The exercise:
Gather all lines containing the string "hiện" and copy them out.
------------
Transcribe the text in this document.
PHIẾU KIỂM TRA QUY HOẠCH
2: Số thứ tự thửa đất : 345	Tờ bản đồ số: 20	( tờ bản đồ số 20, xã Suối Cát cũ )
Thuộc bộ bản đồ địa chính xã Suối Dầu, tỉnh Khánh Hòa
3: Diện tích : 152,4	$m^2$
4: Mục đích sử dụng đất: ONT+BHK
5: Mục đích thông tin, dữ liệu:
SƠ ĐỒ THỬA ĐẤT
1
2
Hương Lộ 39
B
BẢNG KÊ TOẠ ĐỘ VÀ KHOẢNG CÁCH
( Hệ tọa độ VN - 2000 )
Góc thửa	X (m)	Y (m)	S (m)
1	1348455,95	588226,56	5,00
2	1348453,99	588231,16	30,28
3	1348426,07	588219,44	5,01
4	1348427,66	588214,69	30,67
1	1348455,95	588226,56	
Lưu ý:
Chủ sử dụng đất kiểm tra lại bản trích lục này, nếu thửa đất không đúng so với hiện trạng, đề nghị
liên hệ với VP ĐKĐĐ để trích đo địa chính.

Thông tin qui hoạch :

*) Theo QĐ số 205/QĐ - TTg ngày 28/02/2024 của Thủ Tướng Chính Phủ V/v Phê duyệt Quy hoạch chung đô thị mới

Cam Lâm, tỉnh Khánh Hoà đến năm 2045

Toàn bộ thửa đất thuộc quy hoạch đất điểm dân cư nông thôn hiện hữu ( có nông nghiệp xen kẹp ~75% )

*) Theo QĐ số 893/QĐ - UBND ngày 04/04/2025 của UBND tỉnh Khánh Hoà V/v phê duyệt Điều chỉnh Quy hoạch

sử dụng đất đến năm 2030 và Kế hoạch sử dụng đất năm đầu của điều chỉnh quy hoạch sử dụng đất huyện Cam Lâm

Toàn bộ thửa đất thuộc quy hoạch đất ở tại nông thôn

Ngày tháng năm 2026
------------
Solution for this exercise:
Chủ sử dụng đất kiểm tra lại bản trích lục này, nếu thửa đất không đúng so với hiện trạng, đề nghị
Toàn bộ thửa đất thuộc quy hoạch đất điểm dân cư nông thôn hiện hữu ( có nông nghiệp xen kẹp ~75% )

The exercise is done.